▶ TASK PROMPT: Read the listing below and copy out every line that holds "Average".

Raw records:

******************************

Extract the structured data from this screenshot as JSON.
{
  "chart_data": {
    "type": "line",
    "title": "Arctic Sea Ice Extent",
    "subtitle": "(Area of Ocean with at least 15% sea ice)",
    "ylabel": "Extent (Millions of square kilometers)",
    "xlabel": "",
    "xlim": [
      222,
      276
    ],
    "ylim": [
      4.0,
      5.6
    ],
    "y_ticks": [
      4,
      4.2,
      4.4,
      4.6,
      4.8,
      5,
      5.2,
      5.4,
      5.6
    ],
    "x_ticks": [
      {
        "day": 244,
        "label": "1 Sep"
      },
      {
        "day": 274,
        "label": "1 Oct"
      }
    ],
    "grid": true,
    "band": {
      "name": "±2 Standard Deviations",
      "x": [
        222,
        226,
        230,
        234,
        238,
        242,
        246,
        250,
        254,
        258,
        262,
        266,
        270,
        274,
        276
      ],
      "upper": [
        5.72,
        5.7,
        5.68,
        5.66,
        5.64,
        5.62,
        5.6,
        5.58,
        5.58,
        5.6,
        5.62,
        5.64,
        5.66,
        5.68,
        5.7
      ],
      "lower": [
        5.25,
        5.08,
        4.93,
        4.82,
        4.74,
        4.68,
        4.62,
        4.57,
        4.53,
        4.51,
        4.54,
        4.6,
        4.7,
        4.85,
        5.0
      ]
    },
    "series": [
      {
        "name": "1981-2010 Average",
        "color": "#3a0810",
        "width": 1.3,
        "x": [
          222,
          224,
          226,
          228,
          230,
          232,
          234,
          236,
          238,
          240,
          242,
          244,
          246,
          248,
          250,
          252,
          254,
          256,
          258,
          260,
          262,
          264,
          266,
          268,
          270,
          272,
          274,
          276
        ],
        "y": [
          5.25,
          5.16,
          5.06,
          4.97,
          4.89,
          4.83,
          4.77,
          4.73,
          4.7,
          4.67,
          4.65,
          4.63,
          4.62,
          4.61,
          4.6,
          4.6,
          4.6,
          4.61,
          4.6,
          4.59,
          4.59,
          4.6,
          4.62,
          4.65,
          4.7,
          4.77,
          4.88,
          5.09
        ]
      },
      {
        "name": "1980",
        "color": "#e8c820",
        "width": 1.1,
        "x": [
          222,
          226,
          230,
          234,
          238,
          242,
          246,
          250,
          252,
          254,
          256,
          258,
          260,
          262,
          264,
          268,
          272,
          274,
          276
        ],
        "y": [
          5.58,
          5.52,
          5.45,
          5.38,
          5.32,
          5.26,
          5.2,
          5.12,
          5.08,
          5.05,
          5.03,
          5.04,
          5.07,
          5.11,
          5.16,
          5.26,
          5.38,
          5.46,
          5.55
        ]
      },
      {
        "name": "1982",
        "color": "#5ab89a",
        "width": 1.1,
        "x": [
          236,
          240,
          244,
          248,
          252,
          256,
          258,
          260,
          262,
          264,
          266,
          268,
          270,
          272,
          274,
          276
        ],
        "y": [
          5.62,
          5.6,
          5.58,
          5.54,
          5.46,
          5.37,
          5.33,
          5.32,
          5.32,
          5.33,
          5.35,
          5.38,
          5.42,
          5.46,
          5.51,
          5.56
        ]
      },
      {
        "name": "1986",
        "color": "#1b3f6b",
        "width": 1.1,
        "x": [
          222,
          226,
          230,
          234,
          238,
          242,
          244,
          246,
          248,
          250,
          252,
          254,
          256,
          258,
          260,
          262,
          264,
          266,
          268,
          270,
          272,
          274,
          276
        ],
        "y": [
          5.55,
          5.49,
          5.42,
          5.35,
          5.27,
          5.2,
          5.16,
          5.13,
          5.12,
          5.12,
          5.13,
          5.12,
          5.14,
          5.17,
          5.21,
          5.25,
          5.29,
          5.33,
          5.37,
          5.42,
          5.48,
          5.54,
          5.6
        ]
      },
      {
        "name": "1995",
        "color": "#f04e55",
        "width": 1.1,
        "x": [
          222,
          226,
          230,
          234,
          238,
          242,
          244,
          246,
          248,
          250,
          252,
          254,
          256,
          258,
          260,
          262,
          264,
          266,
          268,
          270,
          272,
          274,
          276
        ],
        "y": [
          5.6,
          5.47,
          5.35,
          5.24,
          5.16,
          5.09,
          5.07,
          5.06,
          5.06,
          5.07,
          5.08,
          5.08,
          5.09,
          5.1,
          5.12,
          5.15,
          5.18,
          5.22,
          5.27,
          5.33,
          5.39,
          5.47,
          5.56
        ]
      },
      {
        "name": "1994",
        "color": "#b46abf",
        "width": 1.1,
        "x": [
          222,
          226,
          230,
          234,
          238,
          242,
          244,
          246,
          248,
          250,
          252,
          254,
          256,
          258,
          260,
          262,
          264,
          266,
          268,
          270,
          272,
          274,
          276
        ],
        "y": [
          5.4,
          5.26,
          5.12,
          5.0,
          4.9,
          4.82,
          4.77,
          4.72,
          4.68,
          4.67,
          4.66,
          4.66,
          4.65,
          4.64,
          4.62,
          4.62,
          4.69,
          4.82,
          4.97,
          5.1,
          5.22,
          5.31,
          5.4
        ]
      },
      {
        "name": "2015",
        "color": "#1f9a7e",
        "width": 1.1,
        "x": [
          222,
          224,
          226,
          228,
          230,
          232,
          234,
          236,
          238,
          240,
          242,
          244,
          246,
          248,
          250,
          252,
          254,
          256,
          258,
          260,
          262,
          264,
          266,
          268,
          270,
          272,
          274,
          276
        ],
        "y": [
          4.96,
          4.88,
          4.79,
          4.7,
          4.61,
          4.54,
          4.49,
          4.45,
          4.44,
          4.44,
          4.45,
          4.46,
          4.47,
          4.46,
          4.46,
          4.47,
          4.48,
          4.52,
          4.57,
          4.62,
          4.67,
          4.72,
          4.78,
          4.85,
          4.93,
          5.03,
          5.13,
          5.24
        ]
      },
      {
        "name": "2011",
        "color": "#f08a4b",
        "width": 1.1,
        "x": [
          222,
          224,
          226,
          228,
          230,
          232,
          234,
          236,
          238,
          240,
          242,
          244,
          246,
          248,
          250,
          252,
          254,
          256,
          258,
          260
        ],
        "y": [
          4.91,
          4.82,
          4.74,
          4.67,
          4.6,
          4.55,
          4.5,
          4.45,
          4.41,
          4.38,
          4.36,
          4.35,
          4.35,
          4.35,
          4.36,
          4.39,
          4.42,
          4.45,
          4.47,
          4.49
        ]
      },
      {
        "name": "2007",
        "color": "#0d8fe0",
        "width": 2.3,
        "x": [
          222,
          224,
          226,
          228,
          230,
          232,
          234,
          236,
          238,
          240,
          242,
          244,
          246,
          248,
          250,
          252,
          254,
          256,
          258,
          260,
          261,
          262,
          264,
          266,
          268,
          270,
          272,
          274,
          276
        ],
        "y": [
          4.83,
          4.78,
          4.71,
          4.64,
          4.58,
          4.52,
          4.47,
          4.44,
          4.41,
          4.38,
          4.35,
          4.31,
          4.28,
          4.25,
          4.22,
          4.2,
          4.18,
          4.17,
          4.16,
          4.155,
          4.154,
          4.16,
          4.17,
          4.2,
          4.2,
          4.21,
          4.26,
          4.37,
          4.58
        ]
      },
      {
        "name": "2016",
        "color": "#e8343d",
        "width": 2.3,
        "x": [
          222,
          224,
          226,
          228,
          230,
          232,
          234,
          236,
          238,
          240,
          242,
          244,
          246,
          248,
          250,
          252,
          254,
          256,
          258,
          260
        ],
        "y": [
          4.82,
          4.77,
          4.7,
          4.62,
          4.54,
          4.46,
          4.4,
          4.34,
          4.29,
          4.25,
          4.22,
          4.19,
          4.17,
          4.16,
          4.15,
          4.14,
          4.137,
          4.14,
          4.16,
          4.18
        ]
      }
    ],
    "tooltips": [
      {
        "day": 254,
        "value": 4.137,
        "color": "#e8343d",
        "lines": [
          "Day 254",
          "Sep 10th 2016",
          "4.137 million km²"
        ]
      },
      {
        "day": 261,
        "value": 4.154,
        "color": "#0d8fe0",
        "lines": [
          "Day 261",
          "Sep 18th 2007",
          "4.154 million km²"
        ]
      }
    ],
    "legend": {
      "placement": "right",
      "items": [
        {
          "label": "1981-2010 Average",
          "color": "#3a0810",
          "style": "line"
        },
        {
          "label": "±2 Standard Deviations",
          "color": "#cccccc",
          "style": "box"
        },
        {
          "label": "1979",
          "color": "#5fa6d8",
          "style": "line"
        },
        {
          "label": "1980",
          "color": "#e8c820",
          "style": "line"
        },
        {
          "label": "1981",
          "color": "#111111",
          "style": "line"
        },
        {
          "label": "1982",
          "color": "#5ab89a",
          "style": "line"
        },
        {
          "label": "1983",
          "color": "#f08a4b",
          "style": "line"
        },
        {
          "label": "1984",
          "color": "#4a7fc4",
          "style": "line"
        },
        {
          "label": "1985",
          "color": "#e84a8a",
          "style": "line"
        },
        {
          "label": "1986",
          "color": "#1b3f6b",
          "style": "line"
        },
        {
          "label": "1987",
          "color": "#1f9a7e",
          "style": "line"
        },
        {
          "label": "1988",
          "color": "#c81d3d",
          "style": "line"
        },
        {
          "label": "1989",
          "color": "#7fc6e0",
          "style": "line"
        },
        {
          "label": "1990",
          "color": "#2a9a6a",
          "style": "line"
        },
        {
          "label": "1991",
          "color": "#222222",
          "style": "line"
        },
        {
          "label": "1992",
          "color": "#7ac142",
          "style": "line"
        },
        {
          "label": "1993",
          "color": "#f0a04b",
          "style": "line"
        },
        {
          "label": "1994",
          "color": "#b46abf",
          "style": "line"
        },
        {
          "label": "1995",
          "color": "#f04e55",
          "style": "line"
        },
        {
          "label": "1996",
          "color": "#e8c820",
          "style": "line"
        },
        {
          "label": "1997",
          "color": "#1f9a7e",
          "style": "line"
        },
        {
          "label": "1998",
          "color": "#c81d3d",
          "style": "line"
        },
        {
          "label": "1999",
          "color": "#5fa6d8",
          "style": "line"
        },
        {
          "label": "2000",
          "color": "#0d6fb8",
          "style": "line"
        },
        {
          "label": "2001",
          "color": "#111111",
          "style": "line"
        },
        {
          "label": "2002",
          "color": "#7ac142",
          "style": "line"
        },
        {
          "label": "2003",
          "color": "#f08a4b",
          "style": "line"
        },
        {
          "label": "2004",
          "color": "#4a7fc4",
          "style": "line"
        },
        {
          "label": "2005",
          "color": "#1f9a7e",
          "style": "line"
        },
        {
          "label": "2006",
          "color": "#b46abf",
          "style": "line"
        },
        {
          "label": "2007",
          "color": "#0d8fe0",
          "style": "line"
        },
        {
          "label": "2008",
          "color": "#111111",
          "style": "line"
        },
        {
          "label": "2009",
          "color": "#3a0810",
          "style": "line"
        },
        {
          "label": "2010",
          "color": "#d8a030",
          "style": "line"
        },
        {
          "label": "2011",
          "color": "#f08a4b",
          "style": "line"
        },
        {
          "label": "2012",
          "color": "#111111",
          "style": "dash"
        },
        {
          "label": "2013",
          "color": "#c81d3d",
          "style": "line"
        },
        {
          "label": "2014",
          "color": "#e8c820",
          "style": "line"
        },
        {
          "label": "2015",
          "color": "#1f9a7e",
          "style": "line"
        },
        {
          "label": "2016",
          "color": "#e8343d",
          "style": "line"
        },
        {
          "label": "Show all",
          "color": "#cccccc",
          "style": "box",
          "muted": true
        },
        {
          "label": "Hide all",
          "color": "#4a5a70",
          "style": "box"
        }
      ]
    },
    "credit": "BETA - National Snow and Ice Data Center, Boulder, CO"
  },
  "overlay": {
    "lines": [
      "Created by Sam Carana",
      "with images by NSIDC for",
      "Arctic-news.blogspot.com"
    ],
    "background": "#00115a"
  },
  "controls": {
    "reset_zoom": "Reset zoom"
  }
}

******************************

▶ EXERCISE ANSWER:
        "name": "1981-2010 Average",
          "label": "1981-2010 Average",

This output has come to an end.